[Written exercise] Find and copy lines holding "values".
--- Start Task inputs ---
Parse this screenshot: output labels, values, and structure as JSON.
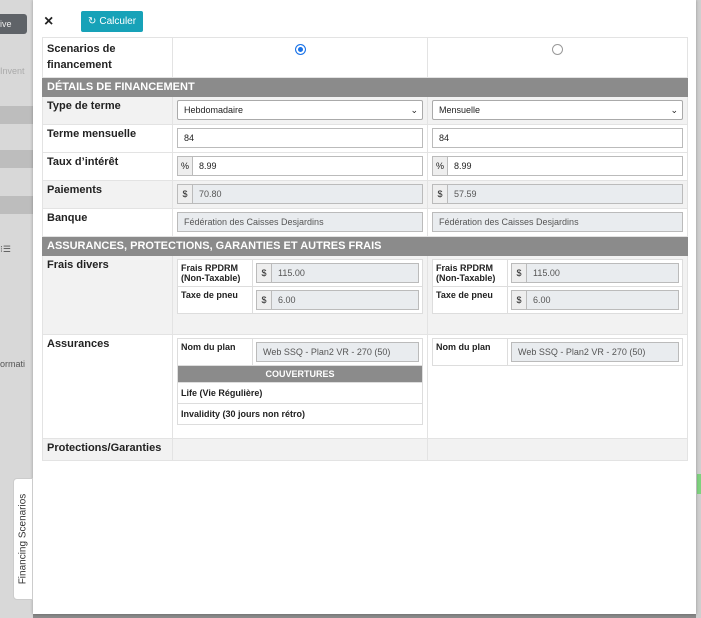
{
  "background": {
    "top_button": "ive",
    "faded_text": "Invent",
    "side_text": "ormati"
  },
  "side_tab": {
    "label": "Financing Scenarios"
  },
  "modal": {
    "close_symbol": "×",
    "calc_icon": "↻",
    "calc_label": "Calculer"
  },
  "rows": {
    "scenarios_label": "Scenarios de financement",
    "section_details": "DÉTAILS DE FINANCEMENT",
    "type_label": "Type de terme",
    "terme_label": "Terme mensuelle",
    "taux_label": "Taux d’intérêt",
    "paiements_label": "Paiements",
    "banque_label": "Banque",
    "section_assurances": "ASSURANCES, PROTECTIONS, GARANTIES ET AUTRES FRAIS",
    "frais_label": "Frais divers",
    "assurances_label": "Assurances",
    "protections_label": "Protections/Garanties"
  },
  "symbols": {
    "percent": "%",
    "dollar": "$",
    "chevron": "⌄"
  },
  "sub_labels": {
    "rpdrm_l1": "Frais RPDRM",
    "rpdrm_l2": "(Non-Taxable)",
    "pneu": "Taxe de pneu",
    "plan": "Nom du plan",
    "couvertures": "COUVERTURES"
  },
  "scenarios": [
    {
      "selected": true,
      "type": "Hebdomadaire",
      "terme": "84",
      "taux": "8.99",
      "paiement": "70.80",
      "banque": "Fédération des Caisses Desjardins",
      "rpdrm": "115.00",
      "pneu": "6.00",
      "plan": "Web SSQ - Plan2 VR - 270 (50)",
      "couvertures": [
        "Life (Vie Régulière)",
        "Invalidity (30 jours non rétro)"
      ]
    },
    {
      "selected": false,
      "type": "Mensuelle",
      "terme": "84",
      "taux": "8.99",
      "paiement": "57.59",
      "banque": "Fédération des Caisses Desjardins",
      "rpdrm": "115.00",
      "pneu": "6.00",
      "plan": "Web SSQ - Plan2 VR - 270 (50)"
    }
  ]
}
--- End Task inputs ---
--- Start Task inputs ---
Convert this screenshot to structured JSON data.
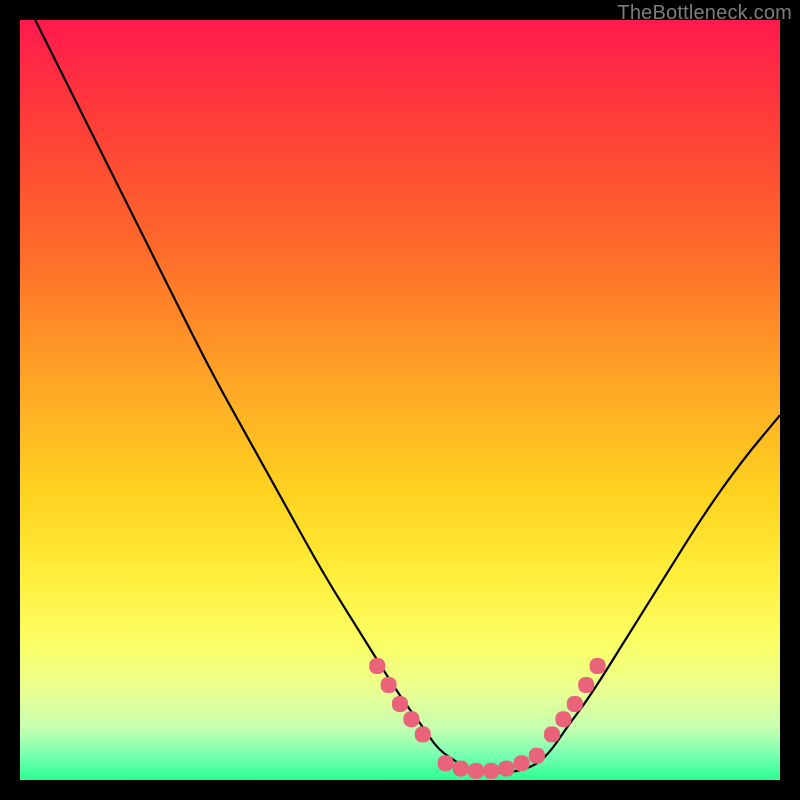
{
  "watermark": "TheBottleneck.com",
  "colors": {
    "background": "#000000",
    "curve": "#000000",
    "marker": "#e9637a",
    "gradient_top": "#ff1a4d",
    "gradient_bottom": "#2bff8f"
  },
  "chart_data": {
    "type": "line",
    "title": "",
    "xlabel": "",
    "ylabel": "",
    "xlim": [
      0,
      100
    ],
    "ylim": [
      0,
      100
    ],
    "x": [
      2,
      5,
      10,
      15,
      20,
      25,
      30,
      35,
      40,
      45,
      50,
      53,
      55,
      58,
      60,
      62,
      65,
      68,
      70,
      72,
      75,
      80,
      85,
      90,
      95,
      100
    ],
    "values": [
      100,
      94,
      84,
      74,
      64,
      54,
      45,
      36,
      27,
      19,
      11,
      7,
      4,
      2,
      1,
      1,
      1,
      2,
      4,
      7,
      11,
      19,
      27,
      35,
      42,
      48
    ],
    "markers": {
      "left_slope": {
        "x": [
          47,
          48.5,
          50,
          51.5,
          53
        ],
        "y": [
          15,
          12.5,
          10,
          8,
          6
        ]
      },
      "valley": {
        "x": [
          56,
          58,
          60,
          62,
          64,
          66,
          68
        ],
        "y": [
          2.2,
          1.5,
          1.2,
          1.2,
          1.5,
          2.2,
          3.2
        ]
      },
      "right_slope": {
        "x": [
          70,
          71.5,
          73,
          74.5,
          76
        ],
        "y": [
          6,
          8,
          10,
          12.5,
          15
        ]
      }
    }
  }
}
--- End Task inputs ---
[Output]
Parse this screenshot: output labels, values, and structure as JSON.
    "values": [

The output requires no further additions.